• Stored items from a collection:
....................

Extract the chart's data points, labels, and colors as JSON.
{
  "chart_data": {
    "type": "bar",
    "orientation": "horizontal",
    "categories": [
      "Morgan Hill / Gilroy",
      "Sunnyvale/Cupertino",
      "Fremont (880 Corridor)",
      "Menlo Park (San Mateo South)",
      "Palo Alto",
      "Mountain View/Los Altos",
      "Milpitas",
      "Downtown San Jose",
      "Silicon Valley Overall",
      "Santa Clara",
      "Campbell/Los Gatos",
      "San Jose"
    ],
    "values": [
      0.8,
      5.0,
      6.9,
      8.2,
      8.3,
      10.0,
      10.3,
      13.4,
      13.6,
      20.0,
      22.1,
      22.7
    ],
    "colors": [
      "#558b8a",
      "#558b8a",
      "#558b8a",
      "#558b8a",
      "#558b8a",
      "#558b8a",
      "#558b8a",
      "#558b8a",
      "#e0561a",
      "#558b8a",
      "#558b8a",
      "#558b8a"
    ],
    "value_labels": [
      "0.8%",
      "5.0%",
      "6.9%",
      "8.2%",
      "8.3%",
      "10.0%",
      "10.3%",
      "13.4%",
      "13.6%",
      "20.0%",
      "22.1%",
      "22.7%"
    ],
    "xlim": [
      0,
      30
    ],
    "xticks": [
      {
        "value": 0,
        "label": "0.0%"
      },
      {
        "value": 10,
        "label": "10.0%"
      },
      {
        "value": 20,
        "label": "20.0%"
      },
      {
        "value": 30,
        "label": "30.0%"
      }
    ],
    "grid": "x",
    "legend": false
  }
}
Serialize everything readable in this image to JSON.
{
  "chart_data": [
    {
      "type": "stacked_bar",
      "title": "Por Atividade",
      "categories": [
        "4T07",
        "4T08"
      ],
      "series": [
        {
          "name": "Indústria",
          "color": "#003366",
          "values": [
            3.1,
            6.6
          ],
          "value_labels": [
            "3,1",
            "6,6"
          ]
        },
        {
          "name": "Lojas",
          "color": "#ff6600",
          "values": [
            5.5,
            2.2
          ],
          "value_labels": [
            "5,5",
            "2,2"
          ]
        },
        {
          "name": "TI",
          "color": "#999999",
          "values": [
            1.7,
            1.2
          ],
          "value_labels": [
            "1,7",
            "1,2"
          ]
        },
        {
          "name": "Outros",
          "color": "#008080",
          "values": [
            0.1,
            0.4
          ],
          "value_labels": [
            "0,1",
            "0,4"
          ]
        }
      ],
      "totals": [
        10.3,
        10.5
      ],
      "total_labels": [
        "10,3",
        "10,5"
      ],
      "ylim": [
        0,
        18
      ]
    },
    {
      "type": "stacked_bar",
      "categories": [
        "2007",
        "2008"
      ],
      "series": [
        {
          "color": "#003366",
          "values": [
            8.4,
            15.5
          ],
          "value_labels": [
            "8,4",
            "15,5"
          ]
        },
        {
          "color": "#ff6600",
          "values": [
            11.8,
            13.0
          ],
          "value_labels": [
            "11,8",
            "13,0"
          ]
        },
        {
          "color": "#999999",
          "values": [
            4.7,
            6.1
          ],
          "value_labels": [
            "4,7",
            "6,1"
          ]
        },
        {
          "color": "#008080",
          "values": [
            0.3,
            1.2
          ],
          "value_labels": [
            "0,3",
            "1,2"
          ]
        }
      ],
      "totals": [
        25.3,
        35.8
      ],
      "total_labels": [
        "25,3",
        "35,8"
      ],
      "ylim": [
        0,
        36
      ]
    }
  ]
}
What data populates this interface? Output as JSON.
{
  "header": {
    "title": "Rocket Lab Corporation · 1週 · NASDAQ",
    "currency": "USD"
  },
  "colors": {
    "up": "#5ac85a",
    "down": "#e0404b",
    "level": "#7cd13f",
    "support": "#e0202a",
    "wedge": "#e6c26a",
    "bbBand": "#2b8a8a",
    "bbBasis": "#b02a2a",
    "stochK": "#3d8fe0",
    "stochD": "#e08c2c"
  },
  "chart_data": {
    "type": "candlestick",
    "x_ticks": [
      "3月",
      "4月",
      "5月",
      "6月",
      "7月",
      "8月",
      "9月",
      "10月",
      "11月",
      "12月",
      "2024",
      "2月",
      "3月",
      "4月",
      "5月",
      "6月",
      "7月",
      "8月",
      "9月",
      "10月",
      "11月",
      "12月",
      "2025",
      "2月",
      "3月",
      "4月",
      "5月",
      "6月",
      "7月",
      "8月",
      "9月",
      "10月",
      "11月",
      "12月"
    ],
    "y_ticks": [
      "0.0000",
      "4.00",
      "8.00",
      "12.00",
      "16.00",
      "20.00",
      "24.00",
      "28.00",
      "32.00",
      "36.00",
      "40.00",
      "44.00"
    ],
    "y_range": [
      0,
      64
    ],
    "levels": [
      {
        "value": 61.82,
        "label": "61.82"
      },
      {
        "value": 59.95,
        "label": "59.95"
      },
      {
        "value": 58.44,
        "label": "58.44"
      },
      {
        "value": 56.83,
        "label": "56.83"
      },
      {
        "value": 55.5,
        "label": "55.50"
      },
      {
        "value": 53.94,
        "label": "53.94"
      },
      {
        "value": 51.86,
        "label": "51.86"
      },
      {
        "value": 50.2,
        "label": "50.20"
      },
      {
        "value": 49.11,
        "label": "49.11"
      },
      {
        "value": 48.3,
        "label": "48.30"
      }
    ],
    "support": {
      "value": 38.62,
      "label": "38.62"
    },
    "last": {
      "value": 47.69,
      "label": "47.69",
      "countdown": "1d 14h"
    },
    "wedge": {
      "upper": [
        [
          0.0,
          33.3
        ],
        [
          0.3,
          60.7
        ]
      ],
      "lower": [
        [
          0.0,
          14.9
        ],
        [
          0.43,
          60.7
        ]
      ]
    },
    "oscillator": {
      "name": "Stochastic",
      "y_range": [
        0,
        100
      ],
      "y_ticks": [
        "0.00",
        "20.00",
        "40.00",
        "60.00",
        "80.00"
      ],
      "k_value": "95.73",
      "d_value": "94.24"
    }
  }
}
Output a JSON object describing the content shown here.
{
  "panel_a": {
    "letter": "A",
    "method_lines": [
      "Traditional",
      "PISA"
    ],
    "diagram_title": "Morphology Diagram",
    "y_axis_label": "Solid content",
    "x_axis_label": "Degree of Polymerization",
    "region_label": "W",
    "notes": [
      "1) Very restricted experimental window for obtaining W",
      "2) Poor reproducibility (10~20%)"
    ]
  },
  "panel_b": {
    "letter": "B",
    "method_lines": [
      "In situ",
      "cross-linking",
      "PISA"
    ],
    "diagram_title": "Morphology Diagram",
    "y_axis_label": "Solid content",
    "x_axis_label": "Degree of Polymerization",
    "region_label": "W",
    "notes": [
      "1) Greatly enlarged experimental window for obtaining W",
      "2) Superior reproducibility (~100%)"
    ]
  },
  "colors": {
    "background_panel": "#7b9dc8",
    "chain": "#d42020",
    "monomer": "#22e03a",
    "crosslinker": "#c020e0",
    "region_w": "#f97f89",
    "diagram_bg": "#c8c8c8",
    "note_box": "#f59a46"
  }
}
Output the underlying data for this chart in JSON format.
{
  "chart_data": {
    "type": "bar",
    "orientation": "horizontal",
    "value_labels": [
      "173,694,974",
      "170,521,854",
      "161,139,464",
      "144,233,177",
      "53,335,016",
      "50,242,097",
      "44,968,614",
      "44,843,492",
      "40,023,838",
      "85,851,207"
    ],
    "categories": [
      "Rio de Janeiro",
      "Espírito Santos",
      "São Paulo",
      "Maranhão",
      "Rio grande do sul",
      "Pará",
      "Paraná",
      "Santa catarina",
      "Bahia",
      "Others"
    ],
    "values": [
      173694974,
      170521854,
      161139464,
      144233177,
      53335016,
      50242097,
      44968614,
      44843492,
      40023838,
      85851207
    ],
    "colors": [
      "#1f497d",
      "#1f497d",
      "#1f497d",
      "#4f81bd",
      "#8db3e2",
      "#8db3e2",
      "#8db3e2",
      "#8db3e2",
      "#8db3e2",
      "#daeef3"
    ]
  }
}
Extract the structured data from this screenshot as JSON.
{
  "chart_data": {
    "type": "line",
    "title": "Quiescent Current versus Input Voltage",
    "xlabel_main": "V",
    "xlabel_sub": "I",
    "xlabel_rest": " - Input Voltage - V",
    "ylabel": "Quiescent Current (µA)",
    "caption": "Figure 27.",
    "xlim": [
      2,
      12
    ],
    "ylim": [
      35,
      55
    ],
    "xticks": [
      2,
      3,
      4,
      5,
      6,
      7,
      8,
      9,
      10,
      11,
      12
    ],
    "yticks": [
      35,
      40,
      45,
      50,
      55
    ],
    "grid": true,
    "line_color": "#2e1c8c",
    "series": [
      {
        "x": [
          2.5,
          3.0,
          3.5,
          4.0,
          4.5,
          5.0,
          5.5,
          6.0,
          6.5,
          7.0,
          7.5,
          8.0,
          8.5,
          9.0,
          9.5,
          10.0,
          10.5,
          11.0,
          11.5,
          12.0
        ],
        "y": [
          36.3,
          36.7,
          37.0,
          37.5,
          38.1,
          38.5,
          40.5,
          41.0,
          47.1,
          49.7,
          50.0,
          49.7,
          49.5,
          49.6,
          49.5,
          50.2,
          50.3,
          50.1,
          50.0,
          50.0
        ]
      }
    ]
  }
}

....................

• REQUIREMENT: For the entries shown above, give the number of lines that include the word "JSON", without any other text.

• IN RESPONSE: 6